• _WHAT THIS TASK INVOLVES_
Nothing may be dropped or altered: reproduce all the data.

• _INPUT RECORDS_
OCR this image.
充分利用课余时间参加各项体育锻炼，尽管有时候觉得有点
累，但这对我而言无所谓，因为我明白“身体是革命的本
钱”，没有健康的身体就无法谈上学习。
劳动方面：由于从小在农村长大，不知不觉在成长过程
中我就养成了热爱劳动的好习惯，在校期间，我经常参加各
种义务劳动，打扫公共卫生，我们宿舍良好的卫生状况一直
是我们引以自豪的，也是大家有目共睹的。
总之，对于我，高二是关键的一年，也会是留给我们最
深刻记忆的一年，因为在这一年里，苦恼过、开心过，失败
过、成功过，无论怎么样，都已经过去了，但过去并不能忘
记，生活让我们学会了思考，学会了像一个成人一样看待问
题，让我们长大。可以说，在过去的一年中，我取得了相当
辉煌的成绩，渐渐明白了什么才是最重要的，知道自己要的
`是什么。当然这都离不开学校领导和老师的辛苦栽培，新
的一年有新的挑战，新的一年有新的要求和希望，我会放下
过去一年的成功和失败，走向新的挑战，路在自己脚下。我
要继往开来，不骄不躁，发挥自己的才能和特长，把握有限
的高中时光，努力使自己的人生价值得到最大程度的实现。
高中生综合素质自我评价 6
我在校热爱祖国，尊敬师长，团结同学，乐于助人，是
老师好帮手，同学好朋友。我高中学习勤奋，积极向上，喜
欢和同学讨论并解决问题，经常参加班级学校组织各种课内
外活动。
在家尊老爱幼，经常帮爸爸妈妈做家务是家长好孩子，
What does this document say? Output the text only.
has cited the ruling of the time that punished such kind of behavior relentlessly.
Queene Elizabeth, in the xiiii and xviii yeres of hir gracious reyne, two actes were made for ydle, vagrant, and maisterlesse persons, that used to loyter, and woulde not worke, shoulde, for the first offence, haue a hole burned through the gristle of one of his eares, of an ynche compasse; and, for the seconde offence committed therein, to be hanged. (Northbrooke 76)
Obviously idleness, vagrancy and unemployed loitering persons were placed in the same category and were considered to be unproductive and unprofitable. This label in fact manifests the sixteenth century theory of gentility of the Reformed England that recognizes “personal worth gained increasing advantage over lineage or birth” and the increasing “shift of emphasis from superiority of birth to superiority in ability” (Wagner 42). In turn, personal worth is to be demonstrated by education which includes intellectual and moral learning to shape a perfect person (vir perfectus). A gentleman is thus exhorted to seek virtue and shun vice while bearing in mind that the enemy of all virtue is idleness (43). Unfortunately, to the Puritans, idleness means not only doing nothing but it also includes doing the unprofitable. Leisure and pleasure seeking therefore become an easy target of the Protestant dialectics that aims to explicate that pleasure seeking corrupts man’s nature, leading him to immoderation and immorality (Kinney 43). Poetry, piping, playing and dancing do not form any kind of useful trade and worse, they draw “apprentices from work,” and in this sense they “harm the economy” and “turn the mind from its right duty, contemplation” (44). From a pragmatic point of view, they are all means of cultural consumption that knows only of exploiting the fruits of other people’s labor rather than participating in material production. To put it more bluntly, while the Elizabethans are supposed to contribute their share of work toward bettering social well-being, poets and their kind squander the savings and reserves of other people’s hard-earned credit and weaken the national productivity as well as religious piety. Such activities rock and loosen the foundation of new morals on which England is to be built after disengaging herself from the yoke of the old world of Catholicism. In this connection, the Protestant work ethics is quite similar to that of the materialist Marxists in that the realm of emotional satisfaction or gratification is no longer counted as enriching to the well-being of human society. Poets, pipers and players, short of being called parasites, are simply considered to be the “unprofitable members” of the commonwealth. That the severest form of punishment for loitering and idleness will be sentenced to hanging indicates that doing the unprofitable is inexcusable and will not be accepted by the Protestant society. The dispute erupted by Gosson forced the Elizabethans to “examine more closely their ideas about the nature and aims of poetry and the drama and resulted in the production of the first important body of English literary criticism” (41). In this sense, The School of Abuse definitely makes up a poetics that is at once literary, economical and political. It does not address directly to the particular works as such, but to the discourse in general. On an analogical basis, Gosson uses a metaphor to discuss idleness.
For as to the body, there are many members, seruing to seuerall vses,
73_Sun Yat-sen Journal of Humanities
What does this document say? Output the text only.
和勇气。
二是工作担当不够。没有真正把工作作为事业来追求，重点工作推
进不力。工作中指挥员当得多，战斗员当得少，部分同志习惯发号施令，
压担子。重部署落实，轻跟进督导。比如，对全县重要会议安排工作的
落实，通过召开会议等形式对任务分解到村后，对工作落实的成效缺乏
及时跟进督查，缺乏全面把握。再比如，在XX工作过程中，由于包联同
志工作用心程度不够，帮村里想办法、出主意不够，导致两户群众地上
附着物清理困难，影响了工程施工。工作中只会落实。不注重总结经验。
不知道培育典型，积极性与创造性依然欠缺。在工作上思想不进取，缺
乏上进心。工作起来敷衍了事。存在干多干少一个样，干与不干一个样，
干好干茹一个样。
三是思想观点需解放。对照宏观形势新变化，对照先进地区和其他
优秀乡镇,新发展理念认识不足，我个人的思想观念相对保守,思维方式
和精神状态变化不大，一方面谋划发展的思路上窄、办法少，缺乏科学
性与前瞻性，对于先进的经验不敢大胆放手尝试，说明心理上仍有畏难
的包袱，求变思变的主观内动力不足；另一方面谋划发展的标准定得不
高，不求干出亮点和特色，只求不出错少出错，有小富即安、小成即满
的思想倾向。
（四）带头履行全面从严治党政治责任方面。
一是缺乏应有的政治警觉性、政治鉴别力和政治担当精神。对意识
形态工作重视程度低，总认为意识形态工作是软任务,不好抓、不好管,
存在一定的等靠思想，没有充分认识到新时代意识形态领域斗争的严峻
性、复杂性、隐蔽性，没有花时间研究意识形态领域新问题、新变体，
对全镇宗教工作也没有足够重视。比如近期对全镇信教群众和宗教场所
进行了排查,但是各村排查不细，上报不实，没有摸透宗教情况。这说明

• _FINAL RESULT_
OCR this image.
充分利用课余时间参加各项体育锻炼，尽管有时候觉得有点
累，但这对我而言无所谓，因为我明白“身体是革命的本
钱”，没有健康的身体就无法谈上学习。
劳动方面：由于从小在农村长大，不知不觉在成长过程
中我就养成了热爱劳动的好习惯，在校期间，我经常参加各
种义务劳动，打扫公共卫生，我们宿舍良好的卫生状况一直
是我们引以自豪的，也是大家有目共睹的。
总之，对于我，高二是关键的一年，也会是留给我们最
深刻记忆的一年，因为在这一年里，苦恼过、开心过，失败
过、成功过，无论怎么样，都已经过去了，但过去并不能忘
记，生活让我们学会了思考，学会了像一个成人一样看待问
题，让我们长大。可以说，在过去的一年中，我取得了相当
辉煌的成绩，渐渐明白了什么才是最重要的，知道自己要的
`是什么。当然这都离不开学校领导和老师的辛苦栽培，新
的一年有新的挑战，新的一年有新的要求和希望，我会放下
过去一年的成功和失败，走向新的挑战，路在自己脚下。我
要继往开来，不骄不躁，发挥自己的才能和特长，把握有限
的高中时光，努力使自己的人生价值得到最大程度的实现。
高中生综合素质自我评价 6
我在校热爱祖国，尊敬师长，团结同学，乐于助人，是
老师好帮手，同学好朋友。我高中学习勤奋，积极向上，喜
欢和同学讨论并解决问题，经常参加班级学校组织各种课内
外活动。
在家尊老爱幼，经常帮爸爸妈妈做家务是家长好孩子，
What does this document say? Output the text only.
has cited the ruling of the time that punished such kind of behavior relentlessly.
Queene Elizabeth, in the xiiii and xviii yeres of hir gracious reyne, two actes were made for ydle, vagrant, and maisterlesse persons, that used to loyter, and woulde not worke, shoulde, for the first offence, haue a hole burned through the gristle of one of his eares, of an ynche compasse; and, for the seconde offence committed therein, to be hanged. (Northbrooke 76)
Obviously idleness, vagrancy and unemployed loitering persons were placed in the same category and were considered to be unproductive and unprofitable. This label in fact manifests the sixteenth century theory of gentility of the Reformed England that recognizes “personal worth gained increasing advantage over lineage or birth” and the increasing “shift of emphasis from superiority of birth to superiority in ability” (Wagner 42). In turn, personal worth is to be demonstrated by education which includes intellectual and moral learning to shape a perfect person (vir perfectus). A gentleman is thus exhorted to seek virtue and shun vice while bearing in mind that the enemy of all virtue is idleness (43). Unfortunately, to the Puritans, idleness means not only doing nothing but it also includes doing the unprofitable. Leisure and pleasure seeking therefore become an easy target of the Protestant dialectics that aims to explicate that pleasure seeking corrupts man’s nature, leading him to immoderation and immorality (Kinney 43). Poetry, piping, playing and dancing do not form any kind of useful trade and worse, they draw “apprentices from work,” and in this sense they “harm the economy” and “turn the mind from its right duty, contemplation” (44). From a pragmatic point of view, they are all means of cultural consumption that knows only of exploiting the fruits of other people’s labor rather than participating in material production. To put it more bluntly, while the Elizabethans are supposed to contribute their share of work toward bettering social well-being, poets and their kind squander the savings and reserves of other people’s hard-earned credit and weaken the national productivity as well as religious piety. Such activities rock and loosen the foundation of new morals on which England is to be built after disengaging herself from the yoke of the old world of Catholicism. In this connection, the Protestant work ethics is quite similar to that of the materialist Marxists in that the realm of emotional satisfaction or gratification is no longer counted as enriching to the well-being of human society. Poets, pipers and players, short of being called parasites, are simply considered to be the “unprofitable members” of the commonwealth. That the severest form of punishment for loitering and idleness will be sentenced to hanging indicates that doing the unprofitable is inexcusable and will not be accepted by the Protestant society. The dispute erupted by Gosson forced the Elizabethans to “examine more closely their ideas about the nature and aims of poetry and the drama and resulted in the production of the first important body of English literary criticism” (41). In this sense, The School of Abuse definitely makes up a poetics that is at once literary, economical and political. It does not address directly to the particular works as such, but to the discourse in general. On an analogical basis, Gosson uses a metaphor to discuss idleness.
For as to the body, there are many members, seruing to seuerall vses,
73_Sun Yat-sen Journal of Humanities
What does this document say? Output the text only.
和勇气。
二是工作担当不够。没有真正把工作作为事业来追求，重点工作推
进不力。工作中指挥员当得多，战斗员当得少，部分同志习惯发号施令，
压担子。重部署落实，轻跟进督导。比如，对全县重要会议安排工作的
落实，通过召开会议等形式对任务分解到村后，对工作落实的成效缺乏
及时跟进督查，缺乏全面把握。再比如，在XX工作过程中，由于包联同
志工作用心程度不够，帮村里想办法、出主意不够，导致两户群众地上
附着物清理困难，影响了工程施工。工作中只会落实。不注重总结经验。
不知道培育典型，积极性与创造性依然欠缺。在工作上思想不进取，缺
乏上进心。工作起来敷衍了事。存在干多干少一个样，干与不干一个样，
干好干茹一个样。
三是思想观点需解放。对照宏观形势新变化，对照先进地区和其他
优秀乡镇,新发展理念认识不足，我个人的思想观念相对保守,思维方式
和精神状态变化不大，一方面谋划发展的思路上窄、办法少，缺乏科学
性与前瞻性，对于先进的经验不敢大胆放手尝试，说明心理上仍有畏难
的包袱，求变思变的主观内动力不足；另一方面谋划发展的标准定得不
高，不求干出亮点和特色，只求不出错少出错，有小富即安、小成即满
的思想倾向。
（四）带头履行全面从严治党政治责任方面。
一是缺乏应有的政治警觉性、政治鉴别力和政治担当精神。对意识
形态工作重视程度低，总认为意识形态工作是软任务,不好抓、不好管,
存在一定的等靠思想，没有充分认识到新时代意识形态领域斗争的严峻
性、复杂性、隐蔽性，没有花时间研究意识形态领域新问题、新变体，
对全镇宗教工作也没有足够重视。比如近期对全镇信教群众和宗教场所
进行了排查,但是各村排查不细，上报不实，没有摸透宗教情况。这说明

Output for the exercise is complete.